**Written instruction:** Work out the number of lines in the records that include the word "大庆市人民医院普外一科医生"; reply with that number alone.

::: Dataset records

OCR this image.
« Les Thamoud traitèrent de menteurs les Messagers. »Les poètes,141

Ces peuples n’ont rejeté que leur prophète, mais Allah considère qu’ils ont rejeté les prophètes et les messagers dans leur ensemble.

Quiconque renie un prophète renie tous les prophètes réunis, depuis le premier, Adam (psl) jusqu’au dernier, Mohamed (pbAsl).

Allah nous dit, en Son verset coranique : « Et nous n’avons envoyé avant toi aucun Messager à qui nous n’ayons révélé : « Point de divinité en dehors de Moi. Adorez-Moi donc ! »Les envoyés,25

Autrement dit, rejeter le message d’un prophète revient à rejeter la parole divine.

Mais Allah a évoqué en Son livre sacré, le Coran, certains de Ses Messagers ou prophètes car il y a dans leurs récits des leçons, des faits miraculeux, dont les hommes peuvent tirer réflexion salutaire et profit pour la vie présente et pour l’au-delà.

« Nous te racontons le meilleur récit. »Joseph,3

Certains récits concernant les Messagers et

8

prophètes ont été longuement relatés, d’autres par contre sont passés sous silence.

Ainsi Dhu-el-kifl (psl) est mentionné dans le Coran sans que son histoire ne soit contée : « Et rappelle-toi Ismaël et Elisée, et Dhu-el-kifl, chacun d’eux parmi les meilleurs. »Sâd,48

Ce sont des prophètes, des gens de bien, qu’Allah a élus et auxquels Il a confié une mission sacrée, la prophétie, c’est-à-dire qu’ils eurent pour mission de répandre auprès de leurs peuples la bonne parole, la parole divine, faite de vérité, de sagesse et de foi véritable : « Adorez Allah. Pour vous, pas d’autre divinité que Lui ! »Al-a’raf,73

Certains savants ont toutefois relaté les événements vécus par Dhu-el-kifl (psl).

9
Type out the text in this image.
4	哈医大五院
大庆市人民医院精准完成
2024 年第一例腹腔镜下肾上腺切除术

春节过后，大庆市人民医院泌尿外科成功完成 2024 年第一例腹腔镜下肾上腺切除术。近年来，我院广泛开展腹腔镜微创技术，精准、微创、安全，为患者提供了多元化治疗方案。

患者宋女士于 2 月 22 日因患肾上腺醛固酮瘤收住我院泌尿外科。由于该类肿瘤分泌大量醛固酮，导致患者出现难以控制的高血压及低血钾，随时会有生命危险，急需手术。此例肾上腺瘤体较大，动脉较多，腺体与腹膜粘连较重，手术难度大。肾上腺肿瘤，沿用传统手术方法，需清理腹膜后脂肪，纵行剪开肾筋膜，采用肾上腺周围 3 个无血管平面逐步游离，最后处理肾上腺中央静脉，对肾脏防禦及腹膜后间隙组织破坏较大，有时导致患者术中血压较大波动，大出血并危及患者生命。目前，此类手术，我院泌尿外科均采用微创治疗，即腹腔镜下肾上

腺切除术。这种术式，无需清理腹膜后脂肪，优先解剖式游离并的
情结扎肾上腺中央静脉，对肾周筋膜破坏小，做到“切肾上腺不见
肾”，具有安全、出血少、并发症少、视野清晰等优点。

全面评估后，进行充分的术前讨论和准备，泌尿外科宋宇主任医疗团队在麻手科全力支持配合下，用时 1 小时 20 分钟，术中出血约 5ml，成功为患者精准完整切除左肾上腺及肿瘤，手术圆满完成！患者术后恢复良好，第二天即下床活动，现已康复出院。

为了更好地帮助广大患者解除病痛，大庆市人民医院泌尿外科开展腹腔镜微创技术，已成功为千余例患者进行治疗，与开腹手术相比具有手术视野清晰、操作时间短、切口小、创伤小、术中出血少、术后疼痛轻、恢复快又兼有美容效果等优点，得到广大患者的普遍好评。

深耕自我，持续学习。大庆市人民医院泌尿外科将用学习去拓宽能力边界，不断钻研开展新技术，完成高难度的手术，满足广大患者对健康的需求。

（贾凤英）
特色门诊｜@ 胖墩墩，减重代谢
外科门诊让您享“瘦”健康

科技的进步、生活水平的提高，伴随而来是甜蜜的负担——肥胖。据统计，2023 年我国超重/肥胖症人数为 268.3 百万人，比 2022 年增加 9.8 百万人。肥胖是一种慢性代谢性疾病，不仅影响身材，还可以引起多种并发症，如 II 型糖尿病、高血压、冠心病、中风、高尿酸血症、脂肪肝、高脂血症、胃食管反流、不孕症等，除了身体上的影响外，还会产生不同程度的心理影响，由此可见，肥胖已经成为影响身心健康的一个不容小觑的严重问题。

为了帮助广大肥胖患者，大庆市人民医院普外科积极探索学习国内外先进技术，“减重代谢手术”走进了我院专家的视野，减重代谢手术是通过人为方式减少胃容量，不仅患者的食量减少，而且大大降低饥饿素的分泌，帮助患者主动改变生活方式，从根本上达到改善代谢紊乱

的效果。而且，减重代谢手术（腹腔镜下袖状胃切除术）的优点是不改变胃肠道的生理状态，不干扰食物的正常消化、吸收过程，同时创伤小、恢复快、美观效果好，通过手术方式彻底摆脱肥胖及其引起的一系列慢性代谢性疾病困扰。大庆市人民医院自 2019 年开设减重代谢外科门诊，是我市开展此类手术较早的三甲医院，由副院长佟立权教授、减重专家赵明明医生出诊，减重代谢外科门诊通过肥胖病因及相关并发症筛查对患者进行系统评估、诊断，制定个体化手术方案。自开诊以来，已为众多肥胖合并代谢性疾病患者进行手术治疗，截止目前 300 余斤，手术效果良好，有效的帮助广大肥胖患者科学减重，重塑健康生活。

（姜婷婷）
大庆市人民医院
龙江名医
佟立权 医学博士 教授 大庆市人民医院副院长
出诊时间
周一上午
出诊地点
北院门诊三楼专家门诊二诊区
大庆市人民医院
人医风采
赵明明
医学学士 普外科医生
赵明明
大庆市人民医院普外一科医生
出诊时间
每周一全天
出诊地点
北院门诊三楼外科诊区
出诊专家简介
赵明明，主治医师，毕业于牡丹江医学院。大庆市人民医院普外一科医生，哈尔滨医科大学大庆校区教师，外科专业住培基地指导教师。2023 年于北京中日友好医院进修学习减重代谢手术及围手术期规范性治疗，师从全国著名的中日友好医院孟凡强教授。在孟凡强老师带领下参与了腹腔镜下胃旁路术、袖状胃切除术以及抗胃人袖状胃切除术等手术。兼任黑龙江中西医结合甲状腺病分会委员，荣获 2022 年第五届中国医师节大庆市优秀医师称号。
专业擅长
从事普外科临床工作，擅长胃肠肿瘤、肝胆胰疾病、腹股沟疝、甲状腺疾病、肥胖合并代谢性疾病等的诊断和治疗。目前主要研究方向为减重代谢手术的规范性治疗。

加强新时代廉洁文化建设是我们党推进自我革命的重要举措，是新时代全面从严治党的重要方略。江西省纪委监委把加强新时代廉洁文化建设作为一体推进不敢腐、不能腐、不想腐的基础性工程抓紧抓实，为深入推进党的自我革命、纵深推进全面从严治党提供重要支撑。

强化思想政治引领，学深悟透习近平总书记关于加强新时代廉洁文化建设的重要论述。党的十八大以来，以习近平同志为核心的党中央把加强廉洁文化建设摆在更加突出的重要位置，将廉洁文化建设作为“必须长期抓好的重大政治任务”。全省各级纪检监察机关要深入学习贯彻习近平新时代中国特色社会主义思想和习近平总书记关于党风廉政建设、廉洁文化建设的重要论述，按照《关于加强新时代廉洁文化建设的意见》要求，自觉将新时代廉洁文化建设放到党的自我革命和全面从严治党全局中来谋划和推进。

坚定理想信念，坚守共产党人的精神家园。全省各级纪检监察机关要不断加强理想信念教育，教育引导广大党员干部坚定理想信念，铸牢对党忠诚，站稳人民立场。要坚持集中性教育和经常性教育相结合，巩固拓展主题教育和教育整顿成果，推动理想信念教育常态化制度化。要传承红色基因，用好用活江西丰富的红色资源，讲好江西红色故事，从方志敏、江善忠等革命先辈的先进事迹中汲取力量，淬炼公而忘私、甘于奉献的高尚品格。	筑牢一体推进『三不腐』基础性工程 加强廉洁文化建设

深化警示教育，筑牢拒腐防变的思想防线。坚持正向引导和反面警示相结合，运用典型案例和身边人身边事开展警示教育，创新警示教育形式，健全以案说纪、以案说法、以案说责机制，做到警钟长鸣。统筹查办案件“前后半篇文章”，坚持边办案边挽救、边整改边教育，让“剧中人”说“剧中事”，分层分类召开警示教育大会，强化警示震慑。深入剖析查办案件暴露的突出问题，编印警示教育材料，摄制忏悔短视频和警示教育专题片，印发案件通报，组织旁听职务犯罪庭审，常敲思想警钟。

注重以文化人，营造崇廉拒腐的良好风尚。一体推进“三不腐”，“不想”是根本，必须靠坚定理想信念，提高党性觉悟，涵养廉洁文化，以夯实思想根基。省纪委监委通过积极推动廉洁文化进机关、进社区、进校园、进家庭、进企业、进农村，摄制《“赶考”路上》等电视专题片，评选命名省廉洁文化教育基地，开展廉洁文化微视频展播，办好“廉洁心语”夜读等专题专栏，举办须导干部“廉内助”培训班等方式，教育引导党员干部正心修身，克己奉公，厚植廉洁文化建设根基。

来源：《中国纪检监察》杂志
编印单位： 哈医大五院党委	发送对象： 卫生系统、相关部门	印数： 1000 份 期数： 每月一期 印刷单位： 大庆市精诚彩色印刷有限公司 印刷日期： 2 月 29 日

::::::

**Exercise output:** 2